- **Короткое задание 1**:
Ответьте по тексту на три вопроса.
(а) У чего рассказчик договорился встретиться с незнакомцем?
(б) В каком городе, по словам рассказчика, он никогда не был?
(в) Какую сумму, судя по тексту, незнакомец будто бы хотел вытащить у рассказчика?

- **Приведённый текст**:
===

Мы договорились встретиться у одного киоска. Я поднялся, и он сразу подошел ко мне. Лицо его мне не показалось знакомым. Я спросил его, где мы встречались. Он еще раз рассказал байку про Лос-Анджелес. А потом стал рассказывать, что мы виделись в разных местах: в Германии, в Лос-Анджелесе, в Нью-Йорке, в Лас-Вегасе… Я сказал, что никогда не был в Лас-Вегасе. Ну, может быть, еще где-то. Конечно, Лас-Вегас должен был меня насторожить и насторожил, но, с другой стороны, я бы и сам не смог вспомнить, встречал ли кого-то из знакомых в Нью-Йорке или в Чикаго. Когда очень много ездишь, все как-то сливается.
Между тем обладатель незнакомой физиономии и не намного более знакомого голоса производил впечатление весьма респектабельного человека. Ярко выраженная еврейская внешность, я даже не мог не подумать, что он относится к тому же типу, что и я, только в каком-то гипертрофированном и немного комичном варианте. Очень недешевые брюки, хорошие ботинки. Ну, не производил он впечатление охотника за двумястами долларов. Неплохо разбирался в боксе и все пытался со мной обсудить бои, которые мы могли видеть, сидя в одном зале, и будущие, которые еще не состоялись. Более того, он знал какие-то детали моей биографии. Что же он все это выучил, чтобы вытащить у меня двести долларов? Бред какой-то.

===

- **Записи набора**:
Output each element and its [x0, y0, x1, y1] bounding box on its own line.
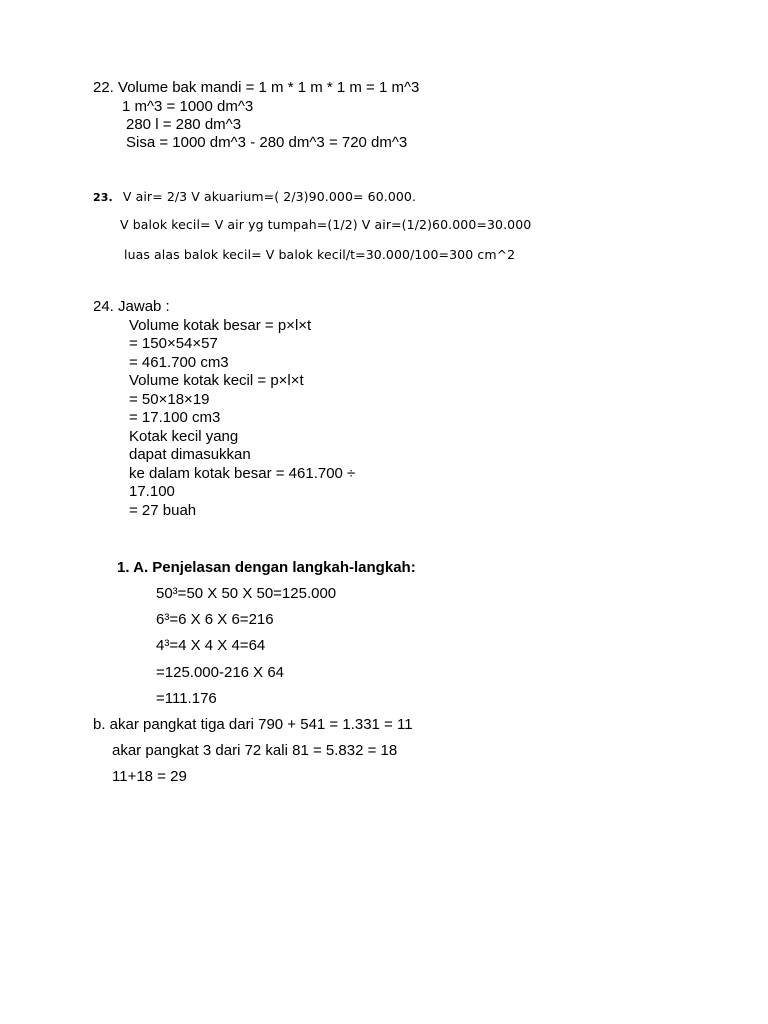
q23-line-1-text: V air= 2/3 V akuarium=( 2/3)90.000= 60.000. — [122, 189, 417, 204]
section1-b-line-1: b. akar pangkat tiga dari 790 + 541 = 1.331 = 11 — [93, 716, 413, 733]
q24-line-5: Volume kotak kecil = p×l×t — [129, 372, 304, 389]
section1-b-line-2: akar pangkat 3 dari 72 kali 81 = 5.832 = 18 — [112, 742, 398, 759]
section1-step-5: =111.176 — [156, 690, 217, 707]
q24-line-3: = 150×54×57 — [129, 335, 218, 352]
q24-line-9: dapat dimasukkan — [129, 446, 251, 463]
q22-line-1: 22. Volume bak mandi = 1 m * 1 m * 1 m = 1 m^3 — [93, 79, 420, 96]
q23-line-2: V balok kecil= V air yg tumpah=(1/2) V air=(1/2)60.000=30.000 — [120, 217, 532, 232]
q22-line-3: 280 l = 280 dm^3 — [126, 116, 242, 133]
q24-line-7: = 17.100 cm3 — [129, 409, 221, 426]
section1-b-line-3: 11+18 = 29 — [112, 768, 187, 785]
q24-line-6: = 50×18×19 — [129, 391, 210, 408]
section1-step-4: =125.000-216 X 64 — [156, 664, 285, 681]
q24-line-1: 24. Jawab : — [93, 298, 170, 315]
q24-line-2: Volume kotak besar = p×l×t — [129, 317, 312, 334]
q24-line-4: = 461.700 cm3 — [129, 354, 229, 371]
section1-step-3: 4³=4 X 4 X 4=64 — [156, 637, 266, 654]
q24-line-12: = 27 buah — [129, 502, 197, 519]
q22-line-2: 1 m^3 = 1000 dm^3 — [122, 98, 254, 115]
q22-line-4: Sisa = 1000 dm^3 - 280 dm^3 = 720 dm^3 — [126, 134, 408, 151]
section1-heading: 1. A. Penjelasan dengan langkah-langkah: — [117, 559, 416, 576]
q24-line-8: Kotak kecil yang — [129, 428, 239, 445]
q24-line-11: 17.100 — [129, 483, 175, 500]
q23-line-1 — [93, 191, 416, 204]
section1-step-1: 50³=50 X 50 X 50=125.000 — [156, 585, 337, 602]
q23-line-3: luas alas balok kecil= V balok kecil/t=30.000/100=300 cm^2 — [124, 247, 516, 262]
q24-line-10: ke dalam kotak besar = 461.700 ÷ — [129, 465, 356, 482]
section1-step-2: 6³=6 X 6 X 6=216 — [156, 611, 274, 628]
q23-number: 23. — [93, 191, 113, 204]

===

- **Короткое задание 2**:
Перенесите в нумерованный список строки записей, начиная со строки, содержащей «q23-line-1-text: V air= 2/3», и до конца записей включительно. Пустые строки пропустите.

- **Правильный ответ 1**:
(а) У одного киоска.
(б) В Лас-Вегасе.
(в) Двести долларов.

- **Правильный ответ 2**:
1. q23-line-1-text: V air= 2/3 V akuarium=( 2/3)90.000= 60.000. — [122, 189, 417, 204]
2. section1-b-line-1: b. akar pangkat tiga dari 790 + 541 = 1.331 = 11 — [93, 716, 413, 733]
3. q24-line-5: Volume kotak kecil = p×l×t — [129, 372, 304, 389]
4. section1-b-line-2: akar pangkat 3 dari 72 kali 81 = 5.832 = 18 — [112, 742, 398, 759]
5. section1-step-5: =111.176 — [156, 690, 217, 707]
6. q24-line-3: = 150×54×57 — [129, 335, 218, 352]
7. q24-line-9: dapat dimasukkan — [129, 446, 251, 463]
8. q22-line-1: 22. Volume bak mandi = 1 m * 1 m * 1 m = 1 m^3 — [93, 79, 420, 96]
9. q23-line-2: V balok kecil= V air yg tumpah=(1/2) V air=(1/2)60.000=30.000 — [120, 217, 532, 232]
10. q22-line-3: 280 l = 280 dm^3 — [126, 116, 242, 133]
11. q24-line-7: = 17.100 cm3 — [129, 409, 221, 426]
12. section1-b-line-3: 11+18 = 29 — [112, 768, 187, 785]
13. q24-line-6: = 50×18×19 — [129, 391, 210, 408]
14. section1-step-4: =125.000-216 X 64 — [156, 664, 285, 681]
15. q24-line-1: 24. Jawab : — [93, 298, 170, 315]
16. q24-line-2: Volume kotak besar = p×l×t — [129, 317, 312, 334]
17. q24-line-4: = 461.700 cm3 — [129, 354, 229, 371]
18. section1-step-3: 4³=4 X 4 X 4=64 — [156, 637, 266, 654]
19. q24-line-12: = 27 buah — [129, 502, 197, 519]
20. q22-line-2: 1 m^3 = 1000 dm^3 — [122, 98, 254, 115]
21. q22-line-4: Sisa = 1000 dm^3 - 280 dm^3 = 720 dm^3 — [126, 134, 408, 151]
22. section1-heading: 1. A. Penjelasan dengan langkah-langkah: — [117, 559, 416, 576]
23. q24-line-8: Kotak kecil yang — [129, 428, 239, 445]
24. q24-line-11: 17.100 — [129, 483, 175, 500]
25. q23-line-1 — [93, 191, 416, 204]
26. section1-step-1: 50³=50 X 50 X 50=125.000 — [156, 585, 337, 602]
27. q23-line-3: luas alas balok kecil= V balok kecil/t=30.000/100=300 cm^2 — [124, 247, 516, 262]
28. q24-line-10: ke dalam kotak besar = 461.700 ÷ — [129, 465, 356, 482]
29. section1-step-2: 6³=6 X 6 X 6=216 — [156, 611, 274, 628]
30. q23-number: 23. — [93, 191, 113, 204]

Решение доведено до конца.